PROMPT: Search the listing below for the string "copolymer" and copy every line where it occurs.

SUPPLIED ENTRIES:
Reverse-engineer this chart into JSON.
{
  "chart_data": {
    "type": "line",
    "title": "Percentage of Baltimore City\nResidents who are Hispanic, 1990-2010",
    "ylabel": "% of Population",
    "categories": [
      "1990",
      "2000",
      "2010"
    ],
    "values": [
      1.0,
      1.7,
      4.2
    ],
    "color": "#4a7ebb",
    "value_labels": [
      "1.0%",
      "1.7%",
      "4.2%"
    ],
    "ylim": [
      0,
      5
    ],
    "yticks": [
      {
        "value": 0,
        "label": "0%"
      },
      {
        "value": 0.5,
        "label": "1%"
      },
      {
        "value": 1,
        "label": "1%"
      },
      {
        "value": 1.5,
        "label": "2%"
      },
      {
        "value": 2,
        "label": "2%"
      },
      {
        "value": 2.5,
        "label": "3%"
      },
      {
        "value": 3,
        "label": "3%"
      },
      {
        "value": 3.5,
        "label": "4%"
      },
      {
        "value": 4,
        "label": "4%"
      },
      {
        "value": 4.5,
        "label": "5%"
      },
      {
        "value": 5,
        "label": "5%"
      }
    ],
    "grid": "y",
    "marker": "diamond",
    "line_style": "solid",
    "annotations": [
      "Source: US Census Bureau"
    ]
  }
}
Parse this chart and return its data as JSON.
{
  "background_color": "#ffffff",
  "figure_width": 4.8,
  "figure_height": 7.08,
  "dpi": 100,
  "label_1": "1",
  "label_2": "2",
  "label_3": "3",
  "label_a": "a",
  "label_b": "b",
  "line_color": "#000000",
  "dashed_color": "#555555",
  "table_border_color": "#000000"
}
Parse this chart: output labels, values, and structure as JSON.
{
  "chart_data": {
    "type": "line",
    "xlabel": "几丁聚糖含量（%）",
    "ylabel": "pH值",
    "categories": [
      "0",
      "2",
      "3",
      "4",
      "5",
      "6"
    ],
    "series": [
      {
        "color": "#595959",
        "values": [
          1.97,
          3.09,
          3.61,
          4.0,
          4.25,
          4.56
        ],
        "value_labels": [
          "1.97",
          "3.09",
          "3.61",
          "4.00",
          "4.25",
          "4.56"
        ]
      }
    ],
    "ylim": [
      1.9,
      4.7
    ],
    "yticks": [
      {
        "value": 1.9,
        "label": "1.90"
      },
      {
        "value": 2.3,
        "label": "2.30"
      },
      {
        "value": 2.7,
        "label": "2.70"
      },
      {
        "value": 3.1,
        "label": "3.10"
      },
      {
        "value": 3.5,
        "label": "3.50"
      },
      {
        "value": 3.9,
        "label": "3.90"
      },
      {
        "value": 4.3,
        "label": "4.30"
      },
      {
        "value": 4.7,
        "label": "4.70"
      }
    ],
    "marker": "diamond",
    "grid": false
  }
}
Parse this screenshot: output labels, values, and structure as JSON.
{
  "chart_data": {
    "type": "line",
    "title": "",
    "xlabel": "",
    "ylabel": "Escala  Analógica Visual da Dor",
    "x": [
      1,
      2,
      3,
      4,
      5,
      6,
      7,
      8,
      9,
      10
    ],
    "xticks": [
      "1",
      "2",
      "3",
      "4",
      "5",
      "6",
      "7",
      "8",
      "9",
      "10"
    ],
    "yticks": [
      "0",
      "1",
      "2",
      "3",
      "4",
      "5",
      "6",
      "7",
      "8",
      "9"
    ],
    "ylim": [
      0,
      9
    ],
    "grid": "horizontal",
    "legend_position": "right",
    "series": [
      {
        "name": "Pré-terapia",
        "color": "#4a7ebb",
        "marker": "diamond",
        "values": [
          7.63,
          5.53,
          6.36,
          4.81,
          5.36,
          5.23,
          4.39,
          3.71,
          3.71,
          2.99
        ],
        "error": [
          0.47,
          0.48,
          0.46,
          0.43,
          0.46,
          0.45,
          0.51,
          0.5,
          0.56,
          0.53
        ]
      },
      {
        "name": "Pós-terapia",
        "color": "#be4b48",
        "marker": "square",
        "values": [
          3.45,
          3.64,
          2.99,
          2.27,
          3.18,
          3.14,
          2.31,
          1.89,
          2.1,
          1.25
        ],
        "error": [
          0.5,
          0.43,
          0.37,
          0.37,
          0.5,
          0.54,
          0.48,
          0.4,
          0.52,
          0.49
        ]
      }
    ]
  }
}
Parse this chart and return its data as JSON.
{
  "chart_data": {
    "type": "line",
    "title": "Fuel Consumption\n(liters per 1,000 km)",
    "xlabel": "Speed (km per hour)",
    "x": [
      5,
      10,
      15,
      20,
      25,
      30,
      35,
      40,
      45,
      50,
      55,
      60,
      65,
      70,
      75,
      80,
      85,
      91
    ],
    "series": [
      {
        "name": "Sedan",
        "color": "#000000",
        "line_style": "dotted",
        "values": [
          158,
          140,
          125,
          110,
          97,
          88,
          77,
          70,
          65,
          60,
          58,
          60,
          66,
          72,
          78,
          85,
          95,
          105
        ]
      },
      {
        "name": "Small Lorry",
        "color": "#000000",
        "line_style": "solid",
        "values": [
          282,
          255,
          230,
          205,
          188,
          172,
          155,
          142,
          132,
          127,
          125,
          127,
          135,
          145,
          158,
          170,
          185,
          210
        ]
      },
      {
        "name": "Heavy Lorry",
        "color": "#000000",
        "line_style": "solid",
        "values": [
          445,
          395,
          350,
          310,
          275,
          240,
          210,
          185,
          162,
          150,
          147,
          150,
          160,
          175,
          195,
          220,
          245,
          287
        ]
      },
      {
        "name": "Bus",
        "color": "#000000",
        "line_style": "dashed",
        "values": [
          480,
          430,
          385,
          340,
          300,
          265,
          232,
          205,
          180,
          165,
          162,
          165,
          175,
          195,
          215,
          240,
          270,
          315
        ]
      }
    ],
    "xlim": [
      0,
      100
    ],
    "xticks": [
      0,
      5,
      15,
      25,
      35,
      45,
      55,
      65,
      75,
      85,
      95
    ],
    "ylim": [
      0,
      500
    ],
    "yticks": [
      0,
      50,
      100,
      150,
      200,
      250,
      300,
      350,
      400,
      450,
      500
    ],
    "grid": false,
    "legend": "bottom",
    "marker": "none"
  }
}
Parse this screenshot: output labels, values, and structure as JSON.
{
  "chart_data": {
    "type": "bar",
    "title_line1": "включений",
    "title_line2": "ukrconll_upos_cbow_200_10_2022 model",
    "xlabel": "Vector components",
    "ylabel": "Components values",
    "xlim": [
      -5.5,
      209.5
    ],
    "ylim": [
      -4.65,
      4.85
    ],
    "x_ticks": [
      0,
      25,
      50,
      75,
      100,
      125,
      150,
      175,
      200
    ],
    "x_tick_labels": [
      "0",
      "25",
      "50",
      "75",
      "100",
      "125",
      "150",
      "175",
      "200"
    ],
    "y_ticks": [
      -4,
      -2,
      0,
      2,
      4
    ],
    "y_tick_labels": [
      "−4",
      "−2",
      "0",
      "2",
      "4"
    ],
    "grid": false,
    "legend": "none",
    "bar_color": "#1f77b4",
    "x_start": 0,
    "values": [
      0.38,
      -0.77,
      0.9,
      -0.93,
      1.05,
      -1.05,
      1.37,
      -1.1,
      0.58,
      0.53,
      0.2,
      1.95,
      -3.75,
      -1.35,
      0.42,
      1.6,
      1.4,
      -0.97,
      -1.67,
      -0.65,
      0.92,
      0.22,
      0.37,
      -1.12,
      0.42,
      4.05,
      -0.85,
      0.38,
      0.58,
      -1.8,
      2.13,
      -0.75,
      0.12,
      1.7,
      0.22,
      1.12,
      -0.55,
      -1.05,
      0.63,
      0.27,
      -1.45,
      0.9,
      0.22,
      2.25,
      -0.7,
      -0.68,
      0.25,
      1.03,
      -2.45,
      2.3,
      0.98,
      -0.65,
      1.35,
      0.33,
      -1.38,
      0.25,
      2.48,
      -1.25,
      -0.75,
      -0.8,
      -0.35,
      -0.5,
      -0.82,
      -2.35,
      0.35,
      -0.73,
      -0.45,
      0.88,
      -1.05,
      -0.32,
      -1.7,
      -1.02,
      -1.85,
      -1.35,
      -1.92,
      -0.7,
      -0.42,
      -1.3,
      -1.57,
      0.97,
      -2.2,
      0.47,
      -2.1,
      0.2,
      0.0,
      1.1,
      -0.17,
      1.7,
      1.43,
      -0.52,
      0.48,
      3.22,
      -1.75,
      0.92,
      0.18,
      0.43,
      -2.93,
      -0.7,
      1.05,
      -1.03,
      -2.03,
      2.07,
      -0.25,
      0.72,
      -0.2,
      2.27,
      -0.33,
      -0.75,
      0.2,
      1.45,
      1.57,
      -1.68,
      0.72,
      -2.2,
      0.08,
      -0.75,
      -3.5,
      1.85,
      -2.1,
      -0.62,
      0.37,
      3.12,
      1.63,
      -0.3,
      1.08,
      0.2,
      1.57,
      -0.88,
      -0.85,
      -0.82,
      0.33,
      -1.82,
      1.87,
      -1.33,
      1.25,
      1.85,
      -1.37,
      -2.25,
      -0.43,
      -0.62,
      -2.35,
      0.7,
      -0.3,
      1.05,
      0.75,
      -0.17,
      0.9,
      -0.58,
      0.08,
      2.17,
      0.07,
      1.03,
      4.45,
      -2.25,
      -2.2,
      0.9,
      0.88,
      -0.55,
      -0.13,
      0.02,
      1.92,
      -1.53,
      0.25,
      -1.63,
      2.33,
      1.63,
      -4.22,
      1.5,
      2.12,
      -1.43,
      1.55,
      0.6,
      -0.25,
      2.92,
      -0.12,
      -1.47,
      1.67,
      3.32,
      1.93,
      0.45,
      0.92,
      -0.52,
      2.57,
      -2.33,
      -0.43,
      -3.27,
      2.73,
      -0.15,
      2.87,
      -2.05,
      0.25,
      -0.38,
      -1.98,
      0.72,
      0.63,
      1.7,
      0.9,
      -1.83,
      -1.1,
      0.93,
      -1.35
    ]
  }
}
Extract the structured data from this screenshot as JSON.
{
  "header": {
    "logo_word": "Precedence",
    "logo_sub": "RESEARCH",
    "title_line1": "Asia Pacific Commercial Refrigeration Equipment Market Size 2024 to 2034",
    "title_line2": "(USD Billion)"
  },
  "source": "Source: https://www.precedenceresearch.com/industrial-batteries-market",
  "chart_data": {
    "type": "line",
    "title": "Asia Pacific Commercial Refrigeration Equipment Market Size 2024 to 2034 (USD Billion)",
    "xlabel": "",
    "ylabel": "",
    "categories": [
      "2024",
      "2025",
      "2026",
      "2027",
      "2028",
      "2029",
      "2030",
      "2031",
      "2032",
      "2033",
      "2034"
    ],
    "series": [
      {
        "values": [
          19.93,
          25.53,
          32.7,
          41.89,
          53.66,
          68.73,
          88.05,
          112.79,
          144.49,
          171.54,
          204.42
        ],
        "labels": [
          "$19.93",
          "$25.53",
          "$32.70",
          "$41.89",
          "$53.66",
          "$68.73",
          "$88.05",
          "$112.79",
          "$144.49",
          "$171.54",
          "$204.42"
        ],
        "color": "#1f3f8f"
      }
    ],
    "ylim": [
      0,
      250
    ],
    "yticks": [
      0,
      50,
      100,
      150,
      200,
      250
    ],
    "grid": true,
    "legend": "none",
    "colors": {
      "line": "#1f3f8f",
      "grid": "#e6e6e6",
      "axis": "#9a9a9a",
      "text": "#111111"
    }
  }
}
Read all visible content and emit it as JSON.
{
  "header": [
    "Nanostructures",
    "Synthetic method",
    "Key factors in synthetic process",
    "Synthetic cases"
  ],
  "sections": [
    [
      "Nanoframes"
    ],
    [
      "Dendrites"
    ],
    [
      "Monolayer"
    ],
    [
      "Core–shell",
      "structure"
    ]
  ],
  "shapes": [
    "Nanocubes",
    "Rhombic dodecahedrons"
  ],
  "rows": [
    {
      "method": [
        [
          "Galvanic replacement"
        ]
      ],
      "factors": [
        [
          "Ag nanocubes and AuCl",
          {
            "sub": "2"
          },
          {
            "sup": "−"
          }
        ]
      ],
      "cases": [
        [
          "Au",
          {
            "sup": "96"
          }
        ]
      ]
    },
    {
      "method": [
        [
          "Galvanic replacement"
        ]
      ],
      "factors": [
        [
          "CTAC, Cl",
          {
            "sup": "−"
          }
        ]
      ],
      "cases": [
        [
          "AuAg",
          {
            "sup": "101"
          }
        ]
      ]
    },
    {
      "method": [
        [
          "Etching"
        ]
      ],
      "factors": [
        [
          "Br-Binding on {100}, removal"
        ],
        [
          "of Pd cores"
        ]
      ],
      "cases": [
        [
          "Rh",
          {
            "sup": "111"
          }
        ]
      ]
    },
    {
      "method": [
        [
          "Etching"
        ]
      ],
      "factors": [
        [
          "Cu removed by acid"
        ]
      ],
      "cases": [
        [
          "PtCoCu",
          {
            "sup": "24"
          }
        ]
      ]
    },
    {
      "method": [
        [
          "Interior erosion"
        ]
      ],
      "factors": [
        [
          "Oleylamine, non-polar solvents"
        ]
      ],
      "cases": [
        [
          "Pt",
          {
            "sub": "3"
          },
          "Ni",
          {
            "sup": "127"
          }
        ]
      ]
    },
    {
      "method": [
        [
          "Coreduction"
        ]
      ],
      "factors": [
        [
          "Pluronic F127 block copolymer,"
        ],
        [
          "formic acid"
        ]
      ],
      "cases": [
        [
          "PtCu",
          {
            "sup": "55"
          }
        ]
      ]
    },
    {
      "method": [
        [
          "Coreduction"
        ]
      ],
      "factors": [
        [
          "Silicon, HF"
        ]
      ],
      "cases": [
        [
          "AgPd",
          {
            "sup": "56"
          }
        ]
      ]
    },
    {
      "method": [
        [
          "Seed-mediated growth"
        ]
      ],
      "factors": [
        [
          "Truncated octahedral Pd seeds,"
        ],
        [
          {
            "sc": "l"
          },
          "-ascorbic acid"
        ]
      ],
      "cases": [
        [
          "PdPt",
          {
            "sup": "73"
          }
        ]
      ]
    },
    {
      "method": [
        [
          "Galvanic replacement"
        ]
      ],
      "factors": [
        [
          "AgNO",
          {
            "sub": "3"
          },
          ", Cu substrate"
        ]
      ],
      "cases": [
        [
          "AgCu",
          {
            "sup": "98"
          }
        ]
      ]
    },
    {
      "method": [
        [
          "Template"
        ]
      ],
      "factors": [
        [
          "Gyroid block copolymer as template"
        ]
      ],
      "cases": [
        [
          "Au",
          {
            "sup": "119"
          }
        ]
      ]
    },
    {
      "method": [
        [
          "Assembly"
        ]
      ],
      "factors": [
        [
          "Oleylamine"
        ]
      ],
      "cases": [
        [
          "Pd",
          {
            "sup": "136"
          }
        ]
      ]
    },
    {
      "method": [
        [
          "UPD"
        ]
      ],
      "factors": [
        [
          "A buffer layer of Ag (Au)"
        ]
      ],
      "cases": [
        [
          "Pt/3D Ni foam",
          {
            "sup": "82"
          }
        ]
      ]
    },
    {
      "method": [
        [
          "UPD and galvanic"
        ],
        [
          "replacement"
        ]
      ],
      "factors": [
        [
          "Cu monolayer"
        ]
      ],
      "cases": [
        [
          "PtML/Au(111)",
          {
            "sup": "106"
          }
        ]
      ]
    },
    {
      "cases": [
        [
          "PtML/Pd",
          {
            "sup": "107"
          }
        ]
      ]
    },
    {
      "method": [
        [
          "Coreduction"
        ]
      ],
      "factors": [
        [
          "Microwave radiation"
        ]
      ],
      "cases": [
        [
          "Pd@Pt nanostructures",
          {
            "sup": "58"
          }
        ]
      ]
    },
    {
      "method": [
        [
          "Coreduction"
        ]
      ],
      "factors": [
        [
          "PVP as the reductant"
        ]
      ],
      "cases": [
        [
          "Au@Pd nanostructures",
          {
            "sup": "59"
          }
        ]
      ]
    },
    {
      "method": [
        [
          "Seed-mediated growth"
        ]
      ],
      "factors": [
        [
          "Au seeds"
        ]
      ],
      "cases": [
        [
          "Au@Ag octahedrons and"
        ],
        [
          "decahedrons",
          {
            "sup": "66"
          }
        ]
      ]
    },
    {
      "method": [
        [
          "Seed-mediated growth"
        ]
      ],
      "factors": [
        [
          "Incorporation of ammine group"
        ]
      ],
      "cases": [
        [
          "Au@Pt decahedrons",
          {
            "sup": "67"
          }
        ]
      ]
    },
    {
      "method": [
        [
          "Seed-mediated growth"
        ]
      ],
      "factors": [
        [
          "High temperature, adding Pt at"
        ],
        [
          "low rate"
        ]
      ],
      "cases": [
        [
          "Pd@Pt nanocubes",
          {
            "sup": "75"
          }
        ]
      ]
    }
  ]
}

FULL OUTPUT:
          "Pluronic F127 block copolymer,"
          "Gyroid block copolymer as template"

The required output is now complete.